- _Description of the task_:
Below you will find a set of lines. Repeat them all exactly.

- _Stored data_:
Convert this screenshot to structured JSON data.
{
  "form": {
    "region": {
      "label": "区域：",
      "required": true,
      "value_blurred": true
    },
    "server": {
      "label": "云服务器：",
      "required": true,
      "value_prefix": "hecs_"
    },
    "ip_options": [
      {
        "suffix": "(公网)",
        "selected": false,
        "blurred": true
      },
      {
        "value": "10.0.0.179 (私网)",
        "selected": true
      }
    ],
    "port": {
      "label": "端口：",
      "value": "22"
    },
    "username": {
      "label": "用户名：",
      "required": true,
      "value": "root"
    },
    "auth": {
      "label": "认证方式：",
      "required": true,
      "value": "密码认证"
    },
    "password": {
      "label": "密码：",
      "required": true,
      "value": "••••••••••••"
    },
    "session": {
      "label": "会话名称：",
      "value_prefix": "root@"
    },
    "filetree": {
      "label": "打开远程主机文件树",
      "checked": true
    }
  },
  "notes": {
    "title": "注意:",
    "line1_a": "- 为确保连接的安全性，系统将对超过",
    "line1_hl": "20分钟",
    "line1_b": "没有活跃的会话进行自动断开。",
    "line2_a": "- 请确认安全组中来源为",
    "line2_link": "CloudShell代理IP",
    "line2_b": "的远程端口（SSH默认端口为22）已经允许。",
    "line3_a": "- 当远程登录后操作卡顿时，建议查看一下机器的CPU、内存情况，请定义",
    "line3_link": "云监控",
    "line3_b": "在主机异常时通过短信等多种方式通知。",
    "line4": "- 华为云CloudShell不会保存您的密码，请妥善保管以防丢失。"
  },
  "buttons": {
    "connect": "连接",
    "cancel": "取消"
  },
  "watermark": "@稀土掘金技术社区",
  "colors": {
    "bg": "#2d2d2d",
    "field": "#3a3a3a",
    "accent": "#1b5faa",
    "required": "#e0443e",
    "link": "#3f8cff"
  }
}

- _Finished answer_:
Convert this screenshot to structured JSON data.
{
  "form": {
    "region": {
      "label": "区域：",
      "required": true,
      "value_blurred": true
    },
    "server": {
      "label": "云服务器：",
      "required": true,
      "value_prefix": "hecs_"
    },
    "ip_options": [
      {
        "suffix": "(公网)",
        "selected": false,
        "blurred": true
      },
      {
        "value": "10.0.0.179 (私网)",
        "selected": true
      }
    ],
    "port": {
      "label": "端口：",
      "value": "22"
    },
    "username": {
      "label": "用户名：",
      "required": true,
      "value": "root"
    },
    "auth": {
      "label": "认证方式：",
      "required": true,
      "value": "密码认证"
    },
    "password": {
      "label": "密码：",
      "required": true,
      "value": "••••••••••••"
    },
    "session": {
      "label": "会话名称：",
      "value_prefix": "root@"
    },
    "filetree": {
      "label": "打开远程主机文件树",
      "checked": true
    }
  },
  "notes": {
    "title": "注意:",
    "line1_a": "- 为确保连接的安全性，系统将对超过",
    "line1_hl": "20分钟",
    "line1_b": "没有活跃的会话进行自动断开。",
    "line2_a": "- 请确认安全组中来源为",
    "line2_link": "CloudShell代理IP",
    "line2_b": "的远程端口（SSH默认端口为22）已经允许。",
    "line3_a": "- 当远程登录后操作卡顿时，建议查看一下机器的CPU、内存情况，请定义",
    "line3_link": "云监控",
    "line3_b": "在主机异常时通过短信等多种方式通知。",
    "line4": "- 华为云CloudShell不会保存您的密码，请妥善保管以防丢失。"
  },
  "buttons": {
    "connect": "连接",
    "cancel": "取消"
  },
  "watermark": "@稀土掘金技术社区",
  "colors": {
    "bg": "#2d2d2d",
    "field": "#3a3a3a",
    "accent": "#1b5faa",
    "required": "#e0443e",
    "link": "#3f8cff"
  }
}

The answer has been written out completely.